What to work on: Go through the listing and return every line with "戸数と中古マンション成約戸数の推移" in it.

Entries shown:
=-=-=

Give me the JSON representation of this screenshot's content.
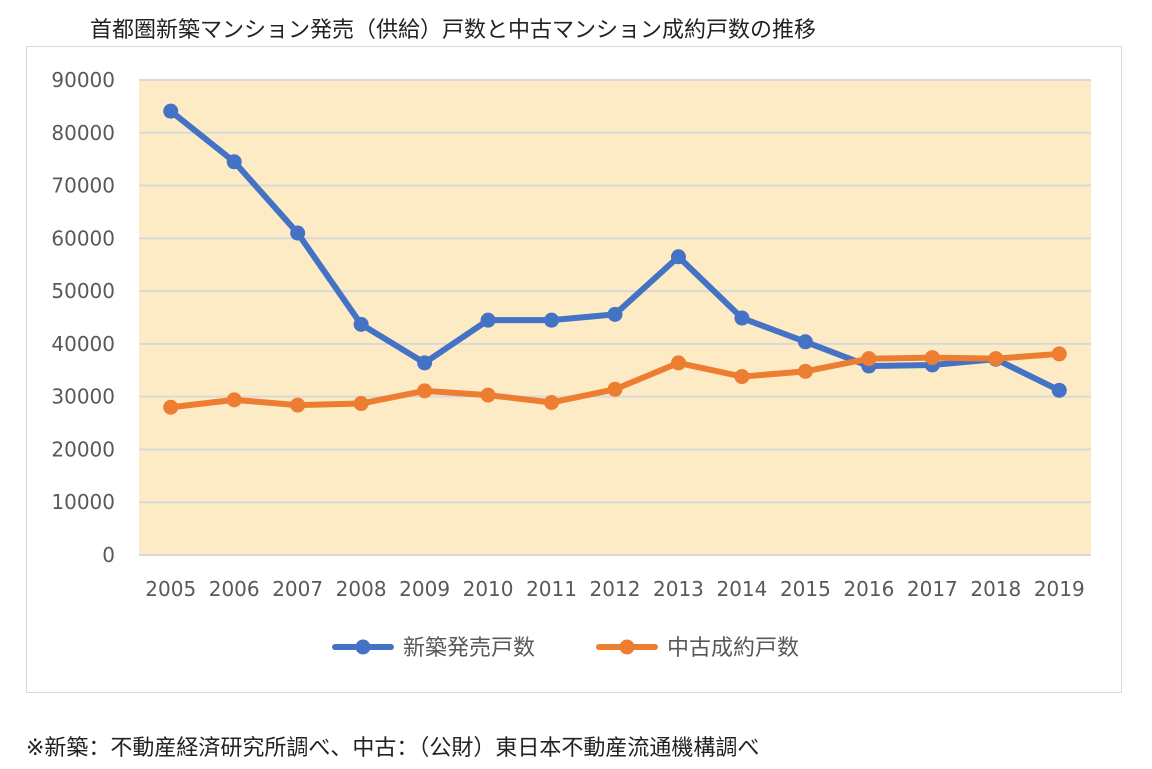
{
  "title": "首都圏新築マンション発売（供給）戸数と中古マンション成約戸数の推移",
  "footnote": "※新築：不動産経済研究所調べ、中古：（公財）東日本不動産流通機構調べ",
  "chart_data": {
    "type": "line",
    "title": "首都圏新築マンション発売（供給）戸数と中古マンション成約戸数の推移",
    "xlabel": "",
    "ylabel": "",
    "ylim": [
      0,
      90000
    ],
    "yticks": [
      "90000",
      "80000",
      "70000",
      "60000",
      "50000",
      "40000",
      "30000",
      "20000",
      "10000",
      "0"
    ],
    "x": [
      "2005",
      "2006",
      "2007",
      "2008",
      "2009",
      "2010",
      "2011",
      "2012",
      "2013",
      "2014",
      "2015",
      "2016",
      "2017",
      "2018",
      "2019"
    ],
    "grid": true,
    "legend_position": "bottom",
    "plot_background": "#fdebc6",
    "series": [
      {
        "name": "新築発売戸数",
        "color": "#4472c4",
        "values": [
          84100,
          74500,
          61000,
          43700,
          36400,
          44500,
          44500,
          45600,
          56500,
          44900,
          40400,
          35800,
          36000,
          37100,
          31200
        ]
      },
      {
        "name": "中古成約戸数",
        "color": "#ed7d31",
        "values": [
          28000,
          29400,
          28400,
          28700,
          31100,
          30300,
          28900,
          31400,
          36400,
          33800,
          34800,
          37200,
          37400,
          37200,
          38100
        ]
      }
    ]
  }
}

=-=-=

Solution:
  "title": "首都圏新築マンション発売（供給）戸数と中古マンション成約戸数の推移",
    "title": "首都圏新築マンション発売（供給）戸数と中古マンション成約戸数の推移",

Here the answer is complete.